__Task__.
Give the data below again exactly as written, without its pictures.

--- Start The input ---

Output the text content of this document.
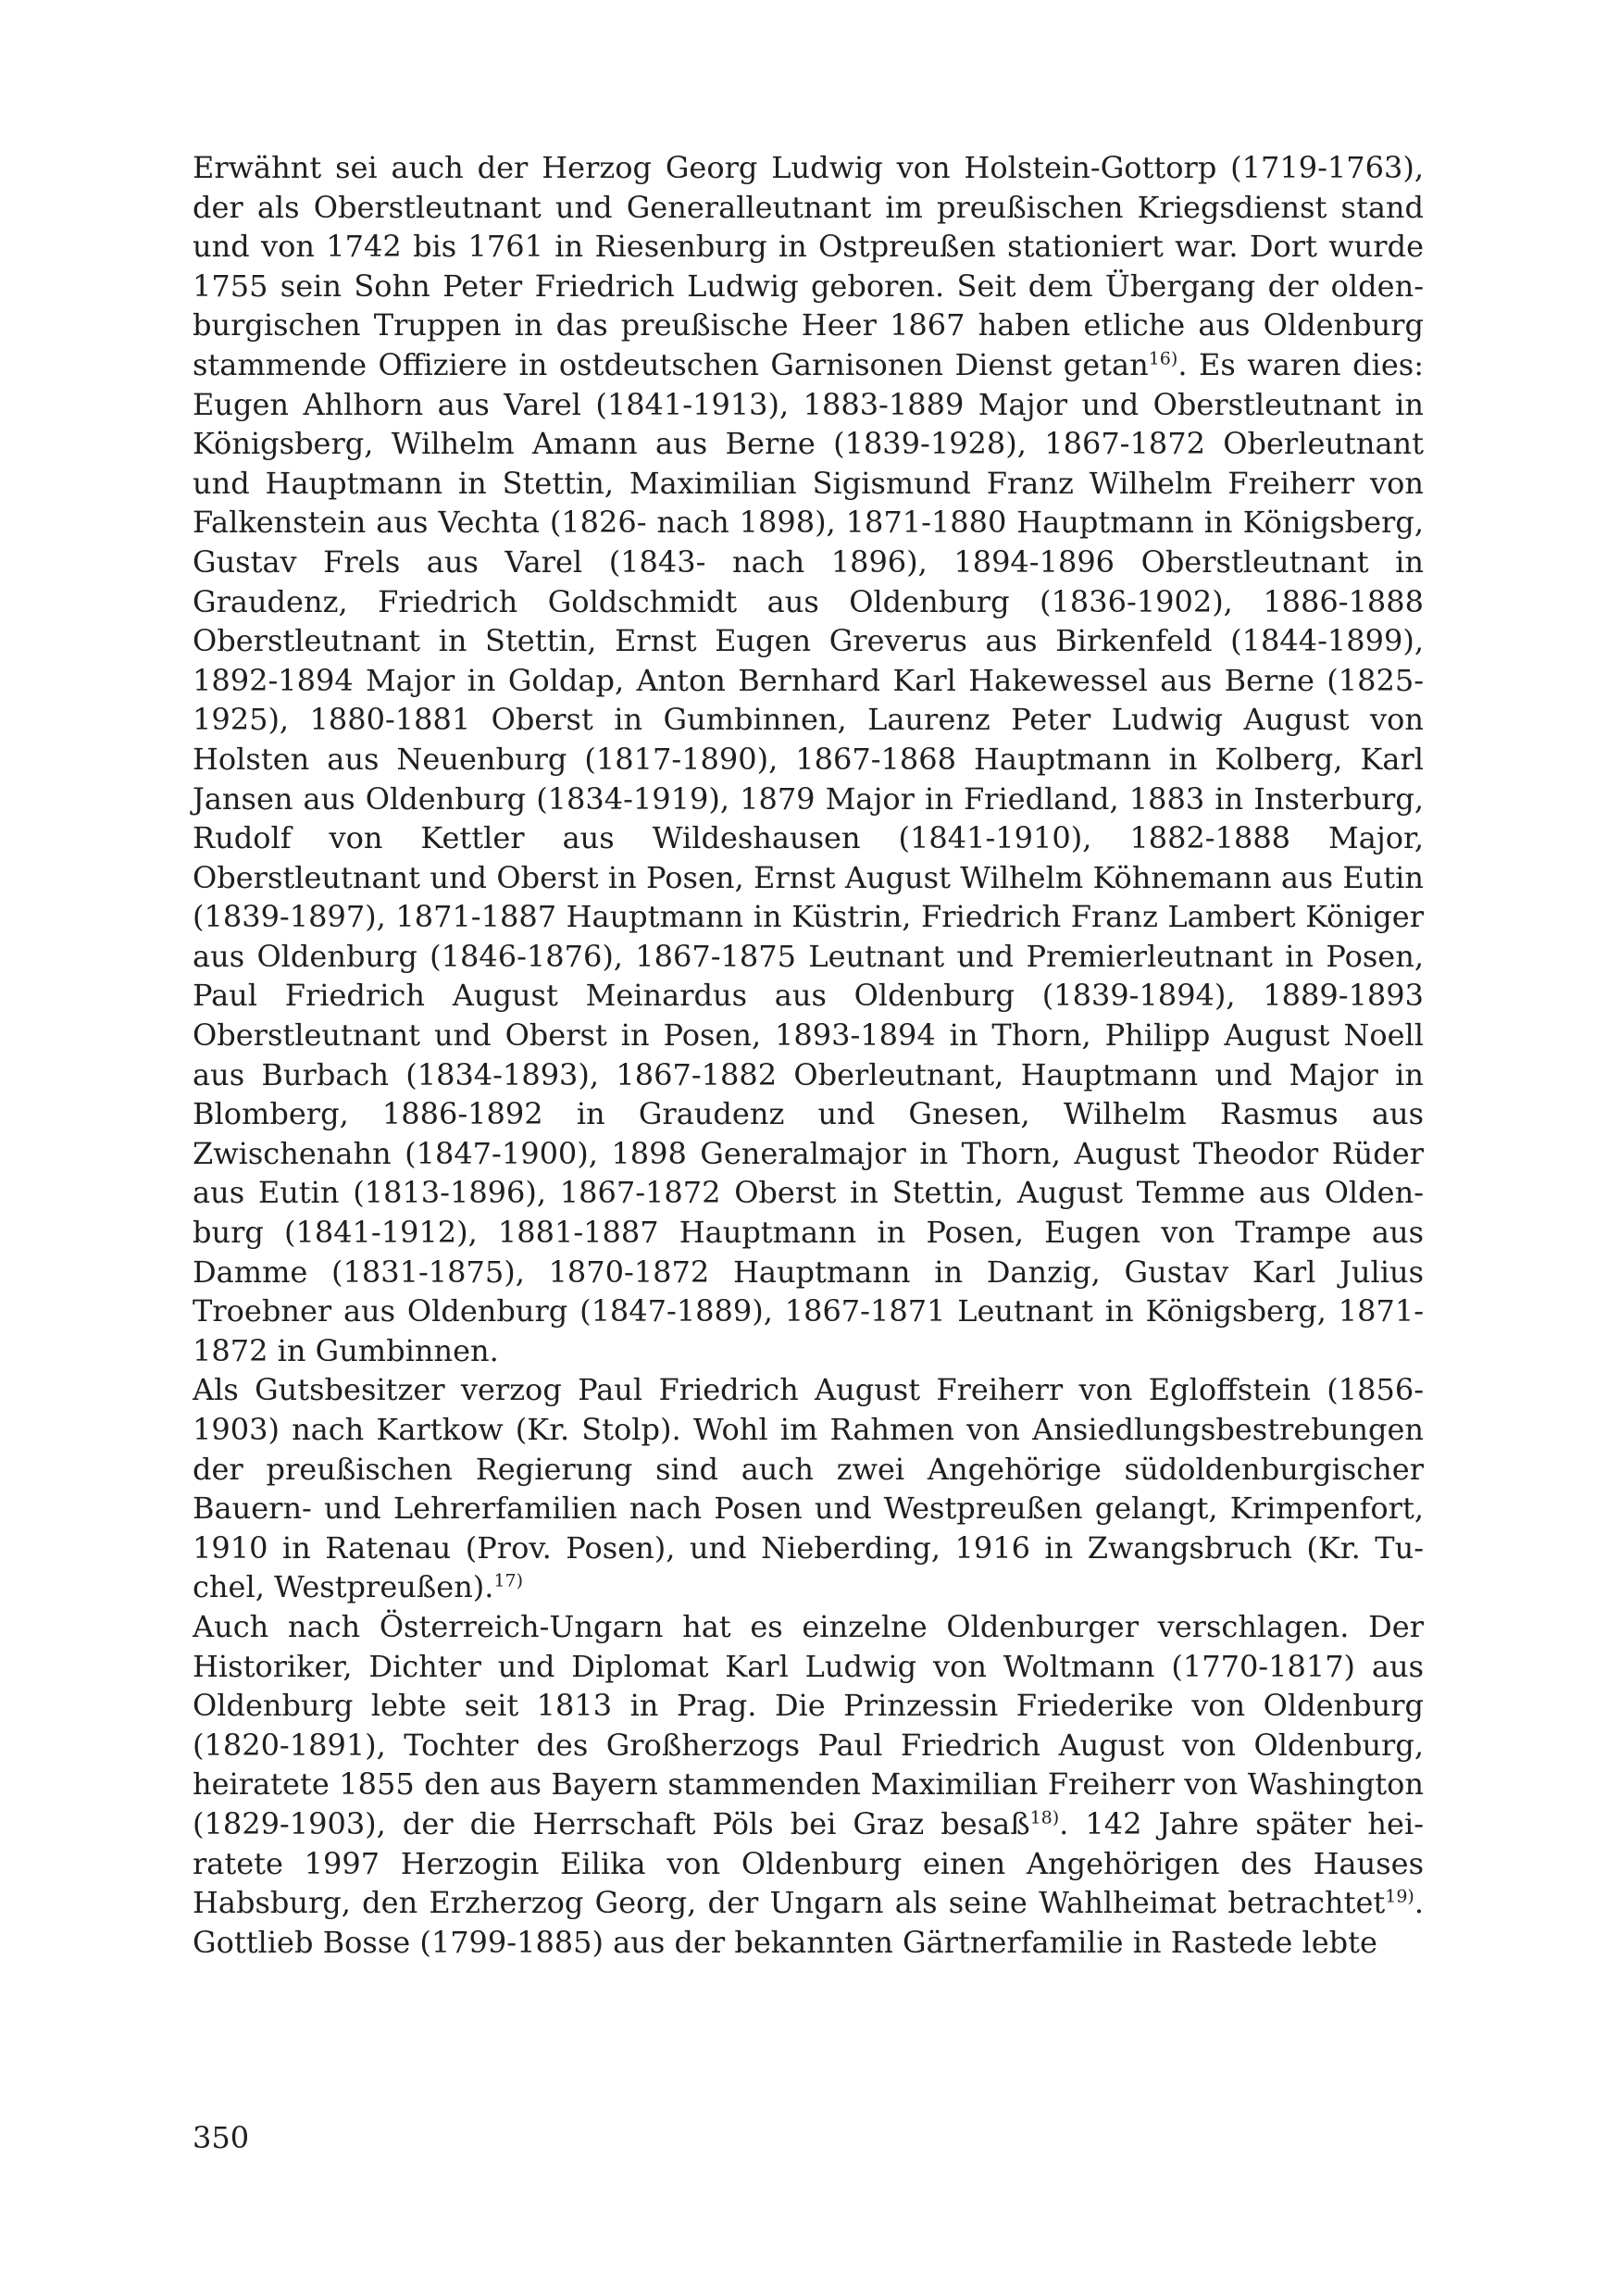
Erwähnt sei auch der Herzog Georg Ludwig von Holstein-Gottorp (1719-1763), der als Oberstleutnant und Generalleutnant im preußischen Kriegsdienst stand und von 1742 bis 1761 in Riesenburg in Ostpreußen stationiert war. Dort wurde 1755 sein Sohn Peter Friedrich Ludwig geboren. Seit dem Übergang der oldenburgischen Truppen in das preußische Heer 1867 haben etliche aus Oldenburg stammende Offiziere in ostdeutschen Garnisonen Dienst getan$^{16)}$. Es waren dies: Eugen Ahlhorn aus Varel (1841-1913), 1883-1889 Major und Oberstleutnant in Königsberg, Wilhelm Amann aus Berne (1839-1928), 1867-1872 Oberleutnant und Hauptmann in Stettin, Maximilian Sigismund Franz Wilhelm Freiherr von Falkenstein aus Vechta (1826- nach 1898), 1871-1880 Hauptmann in Königsberg, Gustav Frels aus Varel (1843- nach 1896), 1894-1896 Oberstleutnant in Graudenz, Friedrich Goldschmidt aus Oldenburg (1836-1902), 1886-1888 Oberstleutnant in Stettin, Ernst Eugen Greverus aus Birkenfeld (1844-1899), 1892-1894 Major in Goldap, Anton Bernhard Karl Hakewessel aus Berne (1825-1925), 1880-1881 Oberst in Gumbinnen, Laurenz Peter Ludwig August von Holsten aus Neuenburg (1817-1890), 1867-1868 Hauptmann in Kolberg, Karl Jansen aus Oldenburg (1834-1919), 1879 Major in Friedland, 1883 in Insterburg, Rudolf von Kettler aus Wildeshausen (1841-1910), 1882-1888 Major, Oberstleutnant und Oberst in Posen, Ernst August Wilhelm Köhnemann aus Eutin (1839-1897), 1871-1887 Hauptmann in Küstrin, Friedrich Franz Lambert Königer aus Oldenburg (1846-1876), 1867-1875 Leutnant und Premierleutnant in Posen, Paul Friedrich August Meinardus aus Oldenburg (1839-1894), 1889-1893 Oberstleutnant und Oberst in Posen, 1893-1894 in Thorn, Philipp August Noell aus Burbach (1834-1893), 1867-1882 Oberleutnant, Hauptmann und Major in Blomberg, 1886-1892 in Graudenz und Gnesen, Wilhelm Rasmus aus Zwischenahn (1847-1900), 1898 Generalmajor in Thorn, August Theodor Rüder aus Eutin (1813-1896), 1867-1872 Oberst in Stettin, August Temme aus Oldenburg (1841-1912), 1881-1887 Hauptmann in Posen, Eugen von Trampe aus Damme (1831-1875), 1870-1872 Hauptmann in Danzig, Gustav Karl Julius Troebner aus Oldenburg (1847-1889), 1867-1871 Leutnant in Königsberg, 1871-1872 in Gumbinnen.

Als Gutsbesitzer verzog Paul Friedrich August Freiherr von Egloffstein (1856-1903) nach Kartkow (Kr. Stolp). Wohl im Rahmen von Ansiedlungsbestrebungen der preußischen Regierung sind auch zwei Angehörige südoldenburgischer Bauern- und Lehrerfamilien nach Posen und Westpreußen gelangt, Krimpenfort, 1910 in Ratenau (Prov. Posen), und Nieberding, 1916 in Zwangsbruch (Kr. Tuchel, Westpreußen).$^{17)}$

Auch nach Österreich-Ungarn hat es einzelne Oldenburger verschlagen. Der Historiker, Dichter und Diplomat Karl Ludwig von Woltmann (1770-1817) aus Oldenburg lebte seit 1813 in Prag. Die Prinzessin Friederike von Oldenburg (1820-1891), Tochter des Großherzogs Paul Friedrich August von Oldenburg, heiratete 1855 den aus Bayern stammenden Maximilian Freiherr von Washington (1829-1903), der die Herrschaft Pöls bei Graz besaß$^{18)}$. 142 Jahre später heiratete 1997 Herzogin Eilika von Oldenburg einen Angehörigen des Hauses Habsburg, den Erzherzog Georg, der Ungarn als seine Wahlheimat betrachtet$^{19)}$. Gottlieb Bosse (1799-1885) aus der bekannten Gärtnerfamilie in Rastede lebte

350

--- End The input ---

__Response to the exercise__.
Output the text content of this document.
Erwähnt sei auch der Herzog Georg Ludwig von Holstein-Gottorp (1719-1763), der als Oberstleutnant und Generalleutnant im preußischen Kriegsdienst stand und von 1742 bis 1761 in Riesenburg in Ostpreußen stationiert war. Dort wurde 1755 sein Sohn Peter Friedrich Ludwig geboren. Seit dem Übergang der oldenburgischen Truppen in das preußische Heer 1867 haben etliche aus Oldenburg stammende Offiziere in ostdeutschen Garnisonen Dienst getan$^{16)}$. Es waren dies: Eugen Ahlhorn aus Varel (1841-1913), 1883-1889 Major und Oberstleutnant in Königsberg, Wilhelm Amann aus Berne (1839-1928), 1867-1872 Oberleutnant und Hauptmann in Stettin, Maximilian Sigismund Franz Wilhelm Freiherr von Falkenstein aus Vechta (1826- nach 1898), 1871-1880 Hauptmann in Königsberg, Gustav Frels aus Varel (1843- nach 1896), 1894-1896 Oberstleutnant in Graudenz, Friedrich Goldschmidt aus Oldenburg (1836-1902), 1886-1888 Oberstleutnant in Stettin, Ernst Eugen Greverus aus Birkenfeld (1844-1899), 1892-1894 Major in Goldap, Anton Bernhard Karl Hakewessel aus Berne (1825-1925), 1880-1881 Oberst in Gumbinnen, Laurenz Peter Ludwig August von Holsten aus Neuenburg (1817-1890), 1867-1868 Hauptmann in Kolberg, Karl Jansen aus Oldenburg (1834-1919), 1879 Major in Friedland, 1883 in Insterburg, Rudolf von Kettler aus Wildeshausen (1841-1910), 1882-1888 Major, Oberstleutnant und Oberst in Posen, Ernst August Wilhelm Köhnemann aus Eutin (1839-1897), 1871-1887 Hauptmann in Küstrin, Friedrich Franz Lambert Königer aus Oldenburg (1846-1876), 1867-1875 Leutnant und Premierleutnant in Posen, Paul Friedrich August Meinardus aus Oldenburg (1839-1894), 1889-1893 Oberstleutnant und Oberst in Posen, 1893-1894 in Thorn, Philipp August Noell aus Burbach (1834-1893), 1867-1882 Oberleutnant, Hauptmann und Major in Blomberg, 1886-1892 in Graudenz und Gnesen, Wilhelm Rasmus aus Zwischenahn (1847-1900), 1898 Generalmajor in Thorn, August Theodor Rüder aus Eutin (1813-1896), 1867-1872 Oberst in Stettin, August Temme aus Oldenburg (1841-1912), 1881-1887 Hauptmann in Posen, Eugen von Trampe aus Damme (1831-1875), 1870-1872 Hauptmann in Danzig, Gustav Karl Julius Troebner aus Oldenburg (1847-1889), 1867-1871 Leutnant in Königsberg, 1871-1872 in Gumbinnen.

Als Gutsbesitzer verzog Paul Friedrich August Freiherr von Egloffstein (1856-1903) nach Kartkow (Kr. Stolp). Wohl im Rahmen von Ansiedlungsbestrebungen der preußischen Regierung sind auch zwei Angehörige südoldenburgischer Bauern- und Lehrerfamilien nach Posen und Westpreußen gelangt, Krimpenfort, 1910 in Ratenau (Prov. Posen), und Nieberding, 1916 in Zwangsbruch (Kr. Tuchel, Westpreußen).$^{17)}$

Auch nach Österreich-Ungarn hat es einzelne Oldenburger verschlagen. Der Historiker, Dichter und Diplomat Karl Ludwig von Woltmann (1770-1817) aus Oldenburg lebte seit 1813 in Prag. Die Prinzessin Friederike von Oldenburg (1820-1891), Tochter des Großherzogs Paul Friedrich August von Oldenburg, heiratete 1855 den aus Bayern stammenden Maximilian Freiherr von Washington (1829-1903), der die Herrschaft Pöls bei Graz besaß$^{18)}$. 142 Jahre später heiratete 1997 Herzogin Eilika von Oldenburg einen Angehörigen des Hauses Habsburg, den Erzherzog Georg, der Ungarn als seine Wahlheimat betrachtet$^{19)}$. Gottlieb Bosse (1799-1885) aus der bekannten Gärtnerfamilie in Rastede lebte

350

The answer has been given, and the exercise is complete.